WORK REQUIRED ▸ Images excluded, repeat each entry below exactly.

DATASET CONTENT ▸
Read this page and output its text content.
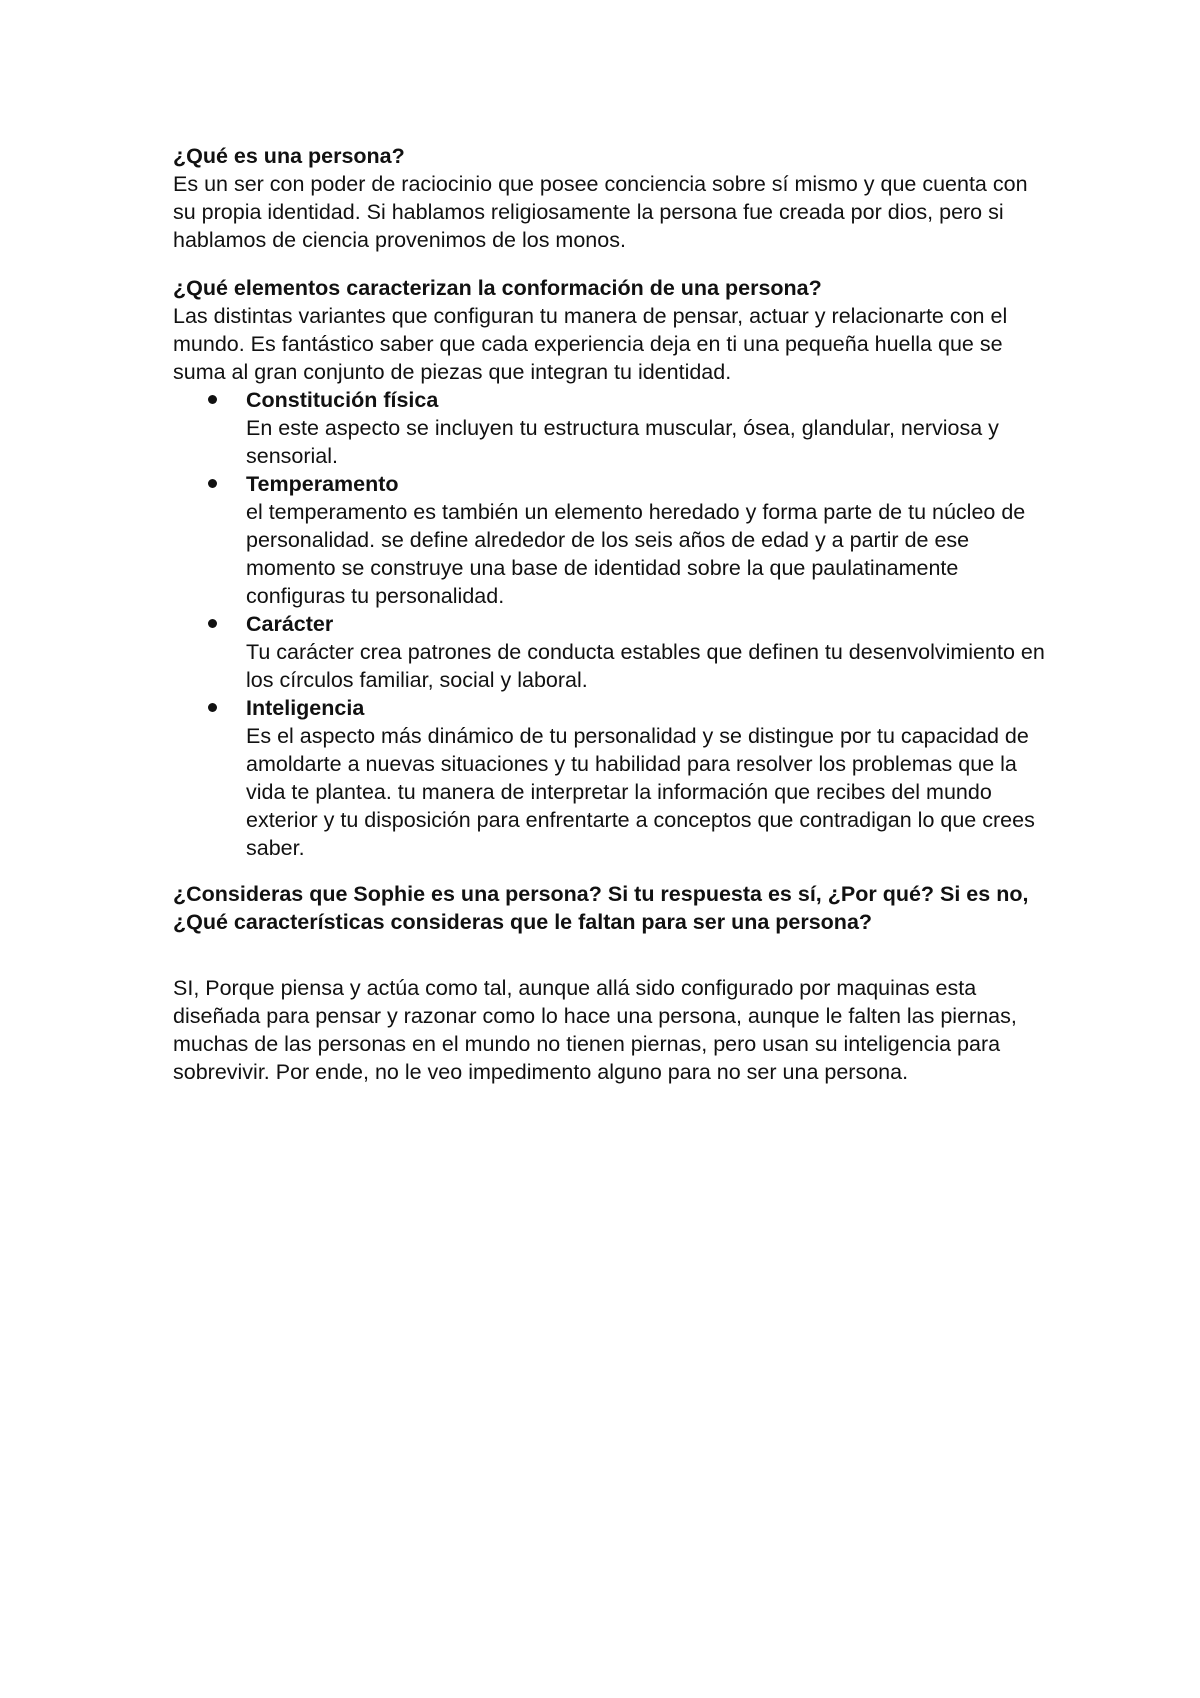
¿Qué es una persona?

Es un ser con poder de raciocinio que posee conciencia sobre sí mismo y que cuenta con su propia identidad. Si hablamos religiosamente la persona fue creada por dios, pero si hablamos de ciencia provenimos de los monos.

¿Qué elementos caracterizan la conformación de una persona?

Las distintas variantes que configuran tu manera de pensar, actuar y relacionarte con el mundo. Es fantástico saber que cada experiencia deja en ti una pequeña huella que se suma al gran conjunto de piezas que integran tu identidad.

Constitución física
En este aspecto se incluyen tu estructura muscular, ósea, glandular, nerviosa y sensorial.
Temperamento
el temperamento es también un elemento heredado y forma parte de tu núcleo de personalidad. se define alrededor de los seis años de edad y a partir de ese momento se construye una base de identidad sobre la que paulatinamente configuras tu personalidad.
Carácter
Tu carácter crea patrones de conducta estables que definen tu desenvolvimiento en los círculos familiar, social y laboral.
Inteligencia
Es el aspecto más dinámico de tu personalidad y se distingue por tu capacidad de amoldarte a nuevas situaciones y tu habilidad para resolver los problemas que la vida te plantea. tu manera de interpretar la información que recibes del mundo exterior y tu disposición para enfrentarte a conceptos que contradigan lo que crees saber.

¿Consideras que Sophie es una persona? Si tu respuesta es sí, ¿Por qué? Si es no, ¿Qué características consideras que le faltan para ser una persona?

SI, Porque piensa y actúa como tal, aunque allá sido configurado por maquinas esta diseñada para pensar y razonar como lo hace una persona, aunque le falten las piernas, muchas de las personas en el mundo no tienen piernas, pero usan su inteligencia para sobrevivir. Por ende, no le veo impedimento alguno para no ser una persona.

THE SOLUTION ▸
Read this page and output its text content.
¿Qué es una persona?

Es un ser con poder de raciocinio que posee conciencia sobre sí mismo y que cuenta con su propia identidad. Si hablamos religiosamente la persona fue creada por dios, pero si hablamos de ciencia provenimos de los monos.

¿Qué elementos caracterizan la conformación de una persona?

Las distintas variantes que configuran tu manera de pensar, actuar y relacionarte con el mundo. Es fantástico saber que cada experiencia deja en ti una pequeña huella que se suma al gran conjunto de piezas que integran tu identidad.

Constitución física
En este aspecto se incluyen tu estructura muscular, ósea, glandular, nerviosa y sensorial.
Temperamento
el temperamento es también un elemento heredado y forma parte de tu núcleo de personalidad. se define alrededor de los seis años de edad y a partir de ese momento se construye una base de identidad sobre la que paulatinamente configuras tu personalidad.
Carácter
Tu carácter crea patrones de conducta estables que definen tu desenvolvimiento en los círculos familiar, social y laboral.
Inteligencia
Es el aspecto más dinámico de tu personalidad y se distingue por tu capacidad de amoldarte a nuevas situaciones y tu habilidad para resolver los problemas que la vida te plantea. tu manera de interpretar la información que recibes del mundo exterior y tu disposición para enfrentarte a conceptos que contradigan lo que crees saber.

¿Consideras que Sophie es una persona? Si tu respuesta es sí, ¿Por qué? Si es no, ¿Qué características consideras que le faltan para ser una persona?

SI, Porque piensa y actúa como tal, aunque allá sido configurado por maquinas esta diseñada para pensar y razonar como lo hace una persona, aunque le falten las piernas, muchas de las personas en el mundo no tienen piernas, pero usan su inteligencia para sobrevivir. Por ende, no le veo impedimento alguno para no ser una persona.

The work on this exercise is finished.